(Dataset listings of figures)
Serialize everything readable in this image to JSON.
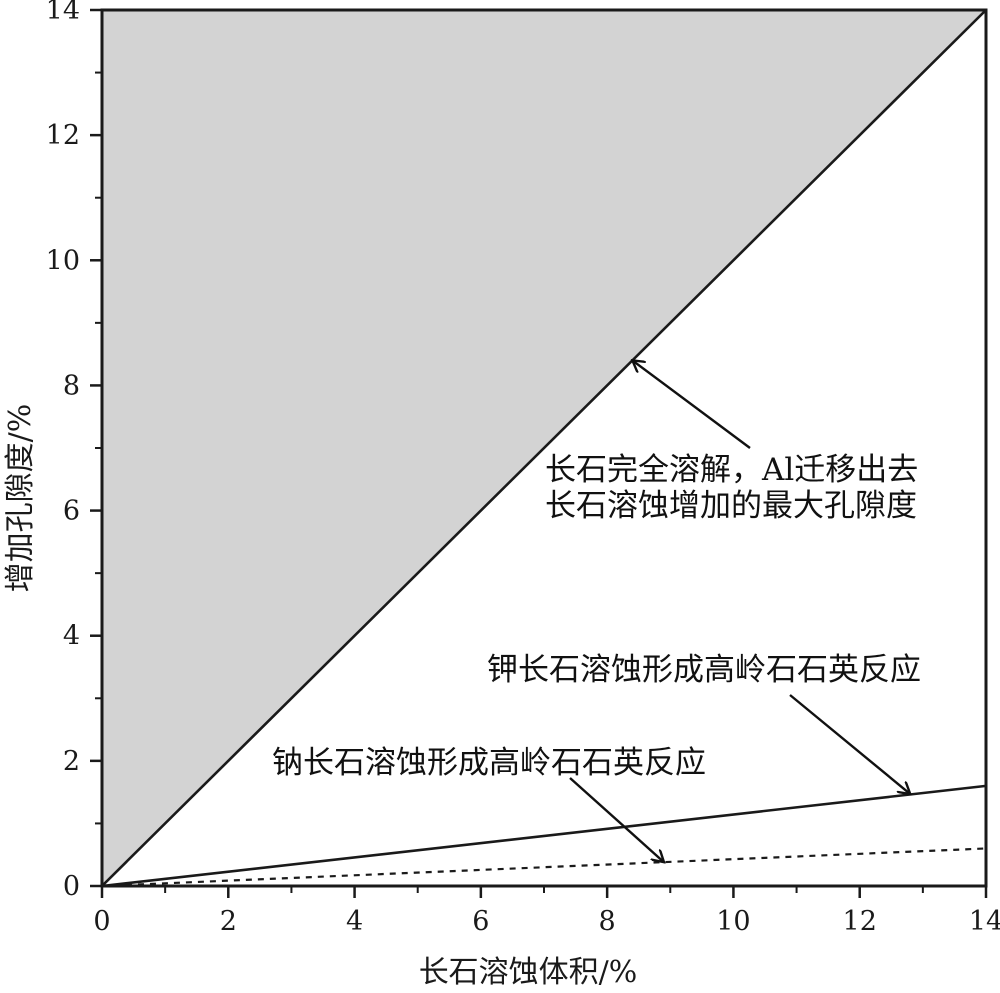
{
  "chart_data": {
    "type": "line",
    "xlabel": "长石溶蚀体积/%",
    "ylabel": "增加孔隙度/%",
    "xlim": [
      0,
      14
    ],
    "ylim": [
      0,
      14
    ],
    "x_ticks": [
      0,
      2,
      4,
      6,
      8,
      10,
      12,
      14
    ],
    "y_ticks": [
      0,
      2,
      4,
      6,
      8,
      10,
      12,
      14
    ],
    "grid": false,
    "series": [
      {
        "name": "长石完全溶解，Al迁移出去长石溶蚀增加的最大孔隙度",
        "x": [
          0,
          14
        ],
        "y": [
          0,
          14
        ],
        "style": "solid",
        "color": "#1a1a1a"
      },
      {
        "name": "钾长石溶蚀形成高岭石石英反应",
        "x": [
          0,
          14
        ],
        "y": [
          0,
          1.6
        ],
        "style": "solid",
        "color": "#1a1a1a"
      },
      {
        "name": "钠长石溶蚀形成高岭石石英反应",
        "x": [
          0,
          14
        ],
        "y": [
          0,
          0.6
        ],
        "style": "dashed",
        "color": "#1a1a1a"
      }
    ],
    "shaded_region": {
      "description": "area above y = x",
      "color": "#d3d3d3"
    },
    "annotations": [
      {
        "lines": [
          "长石完全溶解，Al迁移出去",
          "长石溶蚀增加的最大孔隙度"
        ],
        "points_to": [
          8.4,
          8.4
        ]
      },
      {
        "lines": [
          "钾长石溶蚀形成高岭石石英反应"
        ],
        "points_to": [
          12.8,
          1.47
        ]
      },
      {
        "lines": [
          "钠长石溶蚀形成高岭石石英反应"
        ],
        "points_to": [
          8.9,
          0.38
        ]
      }
    ]
  }
}
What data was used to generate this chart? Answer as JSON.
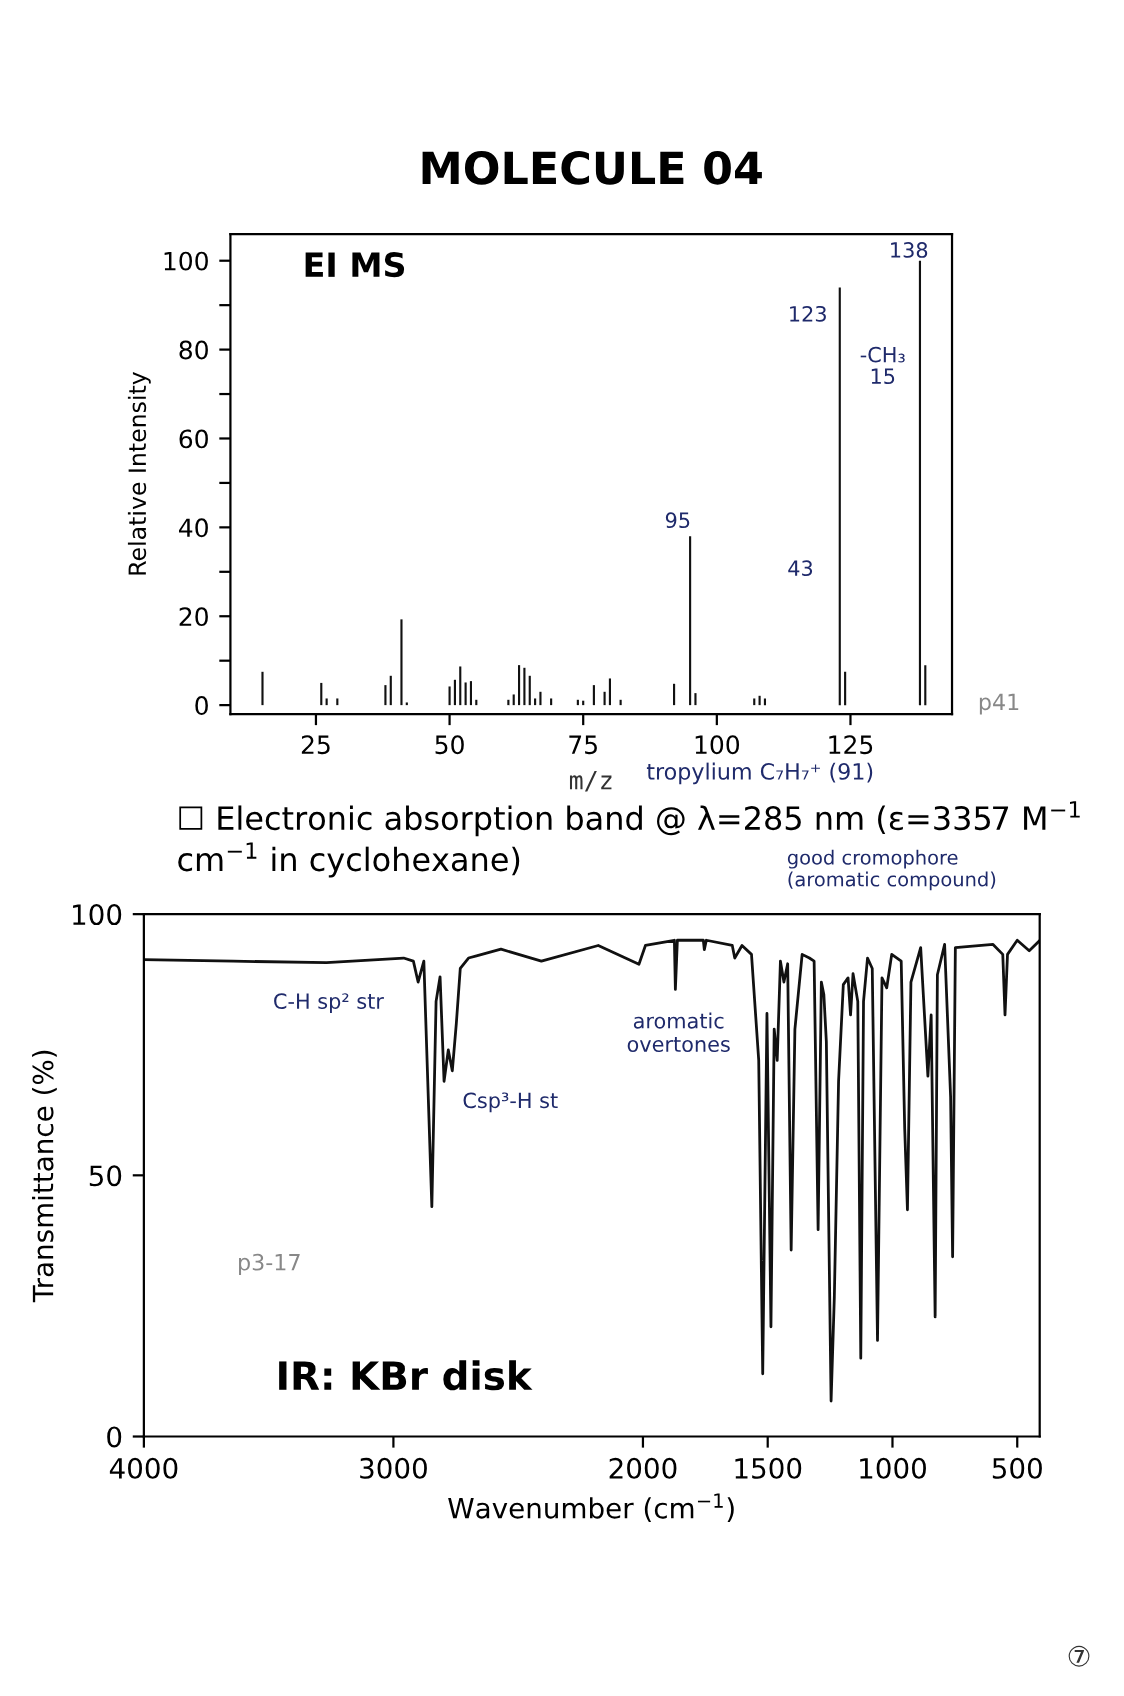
{
  "chart_data": [
    {
      "type": "bar",
      "title": "MOLECULE 04",
      "xlabel": "m/z",
      "ylabel": "Relative Intensity",
      "color": "#111111",
      "x": [
        15,
        26,
        27,
        29,
        38,
        39,
        41,
        42,
        50,
        51,
        52,
        53,
        54,
        55,
        61,
        62,
        63,
        64,
        65,
        66,
        67,
        69,
        74,
        75,
        77,
        79,
        80,
        82,
        92,
        95,
        96,
        107,
        108,
        109,
        123,
        124,
        138,
        139
      ],
      "values": [
        7.5,
        5,
        1.5,
        1.5,
        4.5,
        6.6,
        19.3,
        0.6,
        4.2,
        5.7,
        8.7,
        5.1,
        5.4,
        1.2,
        1.2,
        2.4,
        9,
        8.4,
        6.6,
        1.5,
        3,
        1.5,
        1.2,
        1,
        4.5,
        3,
        6,
        1.2,
        4.8,
        38,
        2.7,
        1.5,
        2.1,
        1.5,
        94,
        7.5,
        100,
        9
      ],
      "xlim": [
        9,
        144
      ],
      "ylim": [
        -2,
        106
      ],
      "xticks": [
        25,
        50,
        75,
        100,
        125
      ],
      "yticks": [
        0,
        {
          "value": 10,
          "label": null
        },
        20,
        {
          "value": 30,
          "label": null
        },
        40,
        {
          "value": 50,
          "label": null
        },
        60,
        {
          "value": 70,
          "label": null
        },
        80,
        {
          "value": 90,
          "label": null
        },
        100
      ],
      "grid": false,
      "annotations": [
        "EI MS",
        "☐ Electronic absorption band @ λ=285 nm (ε=3357 M$^{−1}$ cm$^{−1}$ in cyclohexane)",
        "good cromophore\n(aromatic compound)",
        "p41",
        "tropylium C₇H₇⁺ (91)",
        "138",
        "123",
        "95",
        "-CH₃",
        "15",
        "43"
      ]
    },
    {
      "type": "line",
      "xlabel": "Wavenumber (cm$^{−1}$)",
      "ylabel": "Transmittance (%)",
      "color": "#111111",
      "x": [
        4000,
        3642,
        3268,
        2959,
        2920,
        2901,
        2878,
        2846,
        2829,
        2813,
        2797,
        2780,
        2764,
        2748,
        2732,
        2699,
        2667,
        2569,
        2407,
        2179,
        2016,
        1990,
        1874,
        1870,
        1862,
        1758,
        1754,
        1746,
        1642,
        1632,
        1603,
        1565,
        1536,
        1520,
        1503,
        1487,
        1474,
        1462,
        1449,
        1435,
        1420,
        1406,
        1391,
        1362,
        1333,
        1314,
        1298,
        1285,
        1275,
        1265,
        1246,
        1233,
        1216,
        1197,
        1178,
        1168,
        1158,
        1139,
        1127,
        1116,
        1100,
        1081,
        1060,
        1042,
        1023,
        1003,
        965,
        951,
        940,
        926,
        887,
        858,
        845,
        829,
        820,
        791,
        767,
        759,
        748,
        597,
        558,
        549,
        539,
        500,
        452,
        413
      ],
      "values": [
        91.3,
        91,
        90.7,
        91.6,
        91,
        87,
        91,
        44,
        83.3,
        88,
        68,
        74,
        70,
        79,
        89.6,
        91.6,
        92,
        93.3,
        91,
        94,
        90.4,
        94,
        95,
        85.6,
        95,
        95,
        93.2,
        95,
        94,
        91.6,
        94,
        92.3,
        72,
        12,
        81,
        21,
        78,
        72,
        91,
        87,
        90.5,
        35.7,
        78,
        92.3,
        91.6,
        91,
        39.6,
        87,
        84.6,
        75.6,
        6.8,
        26.7,
        68,
        86.5,
        87.8,
        80.7,
        88.6,
        83.3,
        15,
        83.3,
        91.6,
        89.6,
        18.4,
        87.8,
        85.9,
        92.3,
        91,
        58.9,
        43.4,
        87,
        93.6,
        69,
        80.7,
        22.9,
        88.4,
        94.2,
        65,
        34.4,
        93.6,
        94.2,
        92.3,
        80.7,
        92.3,
        95,
        93,
        94.8
      ],
      "xlim": [
        4000,
        410
      ],
      "ylim": [
        0,
        100
      ],
      "xticks": [
        4000,
        3000,
        2000,
        1500,
        1000,
        500
      ],
      "yticks": [
        0,
        50,
        100
      ],
      "grid": false,
      "annotations": [
        "⑦",
        "C-H sp² str",
        "Csp³-H st",
        "aromatic\novertones",
        "IR: KBr disk",
        "p3-17"
      ]
    }
  ]
}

What to produce
Pictures excluded, quote all the data above exactly.

Reply to the task
Serialize everything readable in this image to JSON.
{
  "chart_data": {
    "type": "line",
    "xlabel": "长石溶蚀体积/%",
    "ylabel": "增加孔隙度/%",
    "xlim": [
      0,
      14
    ],
    "ylim": [
      0,
      14
    ],
    "x_ticks": [
      0,
      2,
      4,
      6,
      8,
      10,
      12,
      14
    ],
    "y_ticks": [
      0,
      2,
      4,
      6,
      8,
      10,
      12,
      14
    ],
    "grid": false,
    "series": [
      {
        "name": "长石完全溶解，Al迁移出去长石溶蚀增加的最大孔隙度",
        "x": [
          0,
          14
        ],
        "y": [
          0,
          14
        ],
        "style": "solid",
        "color": "#1a1a1a"
      },
      {
        "name": "钾长石溶蚀形成高岭石石英反应",
        "x": [
          0,
          14
        ],
        "y": [
          0,
          1.6
        ],
        "style": "solid",
        "color": "#1a1a1a"
      },
      {
        "name": "钠长石溶蚀形成高岭石石英反应",
        "x": [
          0,
          14
        ],
        "y": [
          0,
          0.6
        ],
        "style": "dashed",
        "color": "#1a1a1a"
      }
    ],
    "shaded_region": {
      "description": "area above y = x",
      "color": "#d3d3d3"
    },
    "annotations": [
      {
        "lines": [
          "长石完全溶解，Al迁移出去",
          "长石溶蚀增加的最大孔隙度"
        ],
        "points_to": [
          8.4,
          8.4
        ]
      },
      {
        "lines": [
          "钾长石溶蚀形成高岭石石英反应"
        ],
        "points_to": [
          12.8,
          1.47
        ]
      },
      {
        "lines": [
          "钠长石溶蚀形成高岭石石英反应"
        ],
        "points_to": [
          8.9,
          0.38
        ]
      }
    ]
  }
}
What data was used to generate this chart? Answer as JSON.
{
  "chart_data": [
    {
      "type": "bar",
      "title": "MOLECULE 04",
      "xlabel": "m/z",
      "ylabel": "Relative Intensity",
      "color": "#111111",
      "x": [
        15,
        26,
        27,
        29,
        38,
        39,
        41,
        42,
        50,
        51,
        52,
        53,
        54,
        55,
        61,
        62,
        63,
        64,
        65,
        66,
        67,
        69,
        74,
        75,
        77,
        79,
        80,
        82,
        92,
        95,
        96,
        107,
        108,
        109,
        123,
        124,
        138,
        139
      ],
      "values": [
        7.5,
        5,
        1.5,
        1.5,
        4.5,
        6.6,
        19.3,
        0.6,
        4.2,
        5.7,
        8.7,
        5.1,
        5.4,
        1.2,
        1.2,
        2.4,
        9,
        8.4,
        6.6,
        1.5,
        3,
        1.5,
        1.2,
        1,
        4.5,
        3,
        6,
        1.2,
        4.8,
        38,
        2.7,
        1.5,
        2.1,
        1.5,
        94,
        7.5,
        100,
        9
      ],
      "xlim": [
        9,
        144
      ],
      "ylim": [
        -2,
        106
      ],
      "xticks": [
        25,
        50,
        75,
        100,
        125
      ],
      "yticks": [
        0,
        {
          "value": 10,
          "label": null
        },
        20,
        {
          "value": 30,
          "label": null
        },
        40,
        {
          "value": 50,
          "label": null
        },
        60,
        {
          "value": 70,
          "label": null
        },
        80,
        {
          "value": 90,
          "label": null
        },
        100
      ],
      "grid": false,
      "annotations": [
        "EI MS",
        "☐ Electronic absorption band @ λ=285 nm (ε=3357 M$^{−1}$ cm$^{−1}$ in cyclohexane)",
        "good cromophore\n(aromatic compound)",
        "p41",
        "tropylium C₇H₇⁺ (91)",
        "138",
        "123",
        "95",
        "-CH₃",
        "15",
        "43"
      ]
    },
    {
      "type": "line",
      "xlabel": "Wavenumber (cm$^{−1}$)",
      "ylabel": "Transmittance (%)",
      "color": "#111111",
      "x": [
        4000,
        3642,
        3268,
        2959,
        2920,
        2901,
        2878,
        2846,
        2829,
        2813,
        2797,
        2780,
        2764,
        2748,
        2732,
        2699,
        2667,
        2569,
        2407,
        2179,
        2016,
        1990,
        1874,
        1870,
        1862,
        1758,
        1754,
        1746,
        1642,
        1632,
        1603,
        1565,
        1536,
        1520,
        1503,
        1487,
        1474,
        1462,
        1449,
        1435,
        1420,
        1406,
        1391,
        1362,
        1333,
        1314,
        1298,
        1285,
        1275,
        1265,
        1246,
        1233,
        1216,
        1197,
        1178,
        1168,
        1158,
        1139,
        1127,
        1116,
        1100,
        1081,
        1060,
        1042,
        1023,
        1003,
        965,
        951,
        940,
        926,
        887,
        858,
        845,
        829,
        820,
        791,
        767,
        759,
        748,
        597,
        558,
        549,
        539,
        500,
        452,
        413
      ],
      "values": [
        91.3,
        91,
        90.7,
        91.6,
        91,
        87,
        91,
        44,
        83.3,
        88,
        68,
        74,
        70,
        79,
        89.6,
        91.6,
        92,
        93.3,
        91,
        94,
        90.4,
        94,
        95,
        85.6,
        95,
        95,
        93.2,
        95,
        94,
        91.6,
        94,
        92.3,
        72,
        12,
        81,
        21,
        78,
        72,
        91,
        87,
        90.5,
        35.7,
        78,
        92.3,
        91.6,
        91,
        39.6,
        87,
        84.6,
        75.6,
        6.8,
        26.7,
        68,
        86.5,
        87.8,
        80.7,
        88.6,
        83.3,
        15,
        83.3,
        91.6,
        89.6,
        18.4,
        87.8,
        85.9,
        92.3,
        91,
        58.9,
        43.4,
        87,
        93.6,
        69,
        80.7,
        22.9,
        88.4,
        94.2,
        65,
        34.4,
        93.6,
        94.2,
        92.3,
        80.7,
        92.3,
        95,
        93,
        94.8
      ],
      "xlim": [
        4000,
        410
      ],
      "ylim": [
        0,
        100
      ],
      "xticks": [
        4000,
        3000,
        2000,
        1500,
        1000,
        500
      ],
      "yticks": [
        0,
        50,
        100
      ],
      "grid": false,
      "annotations": [
        "⑦",
        "C-H sp² str",
        "Csp³-H st",
        "aromatic\novertones",
        "IR: KBr disk",
        "p3-17"
      ]
    }
  ]
}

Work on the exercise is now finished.